* Begin GIVEN RECORDS *

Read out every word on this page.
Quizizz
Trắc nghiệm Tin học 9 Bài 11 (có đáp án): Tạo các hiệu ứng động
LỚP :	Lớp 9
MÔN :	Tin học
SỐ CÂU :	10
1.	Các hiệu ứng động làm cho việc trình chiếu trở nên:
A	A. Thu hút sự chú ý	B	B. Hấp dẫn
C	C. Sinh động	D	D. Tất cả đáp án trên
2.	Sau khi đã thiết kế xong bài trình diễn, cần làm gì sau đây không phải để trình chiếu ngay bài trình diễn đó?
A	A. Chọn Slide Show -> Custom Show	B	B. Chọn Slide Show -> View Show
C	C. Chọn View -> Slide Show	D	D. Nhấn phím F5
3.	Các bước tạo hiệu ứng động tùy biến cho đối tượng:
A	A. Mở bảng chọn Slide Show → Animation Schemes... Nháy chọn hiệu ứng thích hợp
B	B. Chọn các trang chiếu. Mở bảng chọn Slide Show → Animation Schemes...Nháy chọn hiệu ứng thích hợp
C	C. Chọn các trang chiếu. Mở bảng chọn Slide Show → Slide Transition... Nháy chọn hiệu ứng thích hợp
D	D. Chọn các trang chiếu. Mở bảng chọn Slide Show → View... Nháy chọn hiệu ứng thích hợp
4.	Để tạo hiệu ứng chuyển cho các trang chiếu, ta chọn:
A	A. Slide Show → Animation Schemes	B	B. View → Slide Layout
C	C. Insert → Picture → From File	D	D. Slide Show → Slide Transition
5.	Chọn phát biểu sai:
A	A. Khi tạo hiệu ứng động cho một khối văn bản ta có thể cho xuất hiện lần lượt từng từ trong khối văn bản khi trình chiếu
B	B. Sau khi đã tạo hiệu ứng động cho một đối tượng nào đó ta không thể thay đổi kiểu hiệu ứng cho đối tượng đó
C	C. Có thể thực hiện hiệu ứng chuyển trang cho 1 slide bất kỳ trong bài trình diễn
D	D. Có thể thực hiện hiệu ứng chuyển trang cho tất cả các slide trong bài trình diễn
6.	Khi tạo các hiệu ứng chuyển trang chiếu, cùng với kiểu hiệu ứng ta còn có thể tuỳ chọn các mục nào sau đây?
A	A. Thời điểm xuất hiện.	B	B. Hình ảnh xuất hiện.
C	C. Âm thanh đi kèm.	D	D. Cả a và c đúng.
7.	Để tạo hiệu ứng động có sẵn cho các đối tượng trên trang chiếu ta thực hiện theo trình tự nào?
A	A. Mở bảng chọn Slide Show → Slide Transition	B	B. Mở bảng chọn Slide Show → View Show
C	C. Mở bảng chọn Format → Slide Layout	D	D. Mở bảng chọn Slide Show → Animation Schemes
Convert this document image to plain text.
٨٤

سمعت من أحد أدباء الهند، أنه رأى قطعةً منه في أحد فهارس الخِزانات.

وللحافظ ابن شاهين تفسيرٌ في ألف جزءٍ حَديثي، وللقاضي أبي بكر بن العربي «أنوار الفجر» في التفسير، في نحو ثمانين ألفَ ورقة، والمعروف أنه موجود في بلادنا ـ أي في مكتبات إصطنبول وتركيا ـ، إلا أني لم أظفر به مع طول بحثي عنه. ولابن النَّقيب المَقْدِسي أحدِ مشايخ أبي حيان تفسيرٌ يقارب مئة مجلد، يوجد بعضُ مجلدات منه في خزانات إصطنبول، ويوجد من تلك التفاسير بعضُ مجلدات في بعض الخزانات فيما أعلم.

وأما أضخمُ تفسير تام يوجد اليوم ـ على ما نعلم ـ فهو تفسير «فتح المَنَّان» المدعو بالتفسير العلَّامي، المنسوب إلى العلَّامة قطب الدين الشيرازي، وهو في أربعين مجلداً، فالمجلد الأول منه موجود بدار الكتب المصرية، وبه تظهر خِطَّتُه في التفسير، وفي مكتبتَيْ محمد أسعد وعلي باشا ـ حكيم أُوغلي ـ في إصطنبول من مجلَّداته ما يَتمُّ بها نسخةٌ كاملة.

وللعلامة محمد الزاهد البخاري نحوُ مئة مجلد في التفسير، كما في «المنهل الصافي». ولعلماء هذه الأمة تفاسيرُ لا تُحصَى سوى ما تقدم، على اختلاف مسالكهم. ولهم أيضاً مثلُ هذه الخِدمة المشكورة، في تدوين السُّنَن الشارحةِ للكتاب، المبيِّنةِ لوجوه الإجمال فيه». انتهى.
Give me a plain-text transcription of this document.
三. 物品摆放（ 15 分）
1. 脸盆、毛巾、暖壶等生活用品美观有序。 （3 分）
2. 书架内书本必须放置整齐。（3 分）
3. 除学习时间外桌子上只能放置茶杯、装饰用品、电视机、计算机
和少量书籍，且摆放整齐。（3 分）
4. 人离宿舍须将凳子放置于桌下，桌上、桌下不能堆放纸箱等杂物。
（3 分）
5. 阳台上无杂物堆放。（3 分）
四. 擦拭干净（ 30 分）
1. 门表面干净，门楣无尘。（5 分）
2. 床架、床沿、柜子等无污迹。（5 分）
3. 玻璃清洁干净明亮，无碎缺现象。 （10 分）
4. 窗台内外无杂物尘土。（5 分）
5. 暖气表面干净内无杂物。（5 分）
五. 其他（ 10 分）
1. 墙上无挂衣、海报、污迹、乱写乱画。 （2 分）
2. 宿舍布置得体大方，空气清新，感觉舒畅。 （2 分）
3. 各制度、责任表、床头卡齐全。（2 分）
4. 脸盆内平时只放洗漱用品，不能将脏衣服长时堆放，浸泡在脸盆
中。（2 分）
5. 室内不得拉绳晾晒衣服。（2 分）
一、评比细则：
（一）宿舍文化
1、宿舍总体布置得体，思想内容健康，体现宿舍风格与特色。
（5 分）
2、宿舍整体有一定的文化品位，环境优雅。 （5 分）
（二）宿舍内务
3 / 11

* End GIVEN RECORDS *

WORK REQUIRED> Repeat exactly the lines from the line containing "Give me a plain-text" through the end of the listing above; both boundary lines are part of the output.

WRITTEN RESPONSE>
Give me a plain-text transcription of this document.
三. 物品摆放（ 15 分）
1. 脸盆、毛巾、暖壶等生活用品美观有序。 （3 分）
2. 书架内书本必须放置整齐。（3 分）
3. 除学习时间外桌子上只能放置茶杯、装饰用品、电视机、计算机
和少量书籍，且摆放整齐。（3 分）
4. 人离宿舍须将凳子放置于桌下，桌上、桌下不能堆放纸箱等杂物。
（3 分）
5. 阳台上无杂物堆放。（3 分）
四. 擦拭干净（ 30 分）
1. 门表面干净，门楣无尘。（5 分）
2. 床架、床沿、柜子等无污迹。（5 分）
3. 玻璃清洁干净明亮，无碎缺现象。 （10 分）
4. 窗台内外无杂物尘土。（5 分）
5. 暖气表面干净内无杂物。（5 分）
五. 其他（ 10 分）
1. 墙上无挂衣、海报、污迹、乱写乱画。 （2 分）
2. 宿舍布置得体大方，空气清新，感觉舒畅。 （2 分）
3. 各制度、责任表、床头卡齐全。（2 分）
4. 脸盆内平时只放洗漱用品，不能将脏衣服长时堆放，浸泡在脸盆
中。（2 分）
5. 室内不得拉绳晾晒衣服。（2 分）
一、评比细则：
（一）宿舍文化
1、宿舍总体布置得体，思想内容健康，体现宿舍风格与特色。
（5 分）
2、宿舍整体有一定的文化品位，环境优雅。 （5 分）
（二）宿舍内务
3 / 11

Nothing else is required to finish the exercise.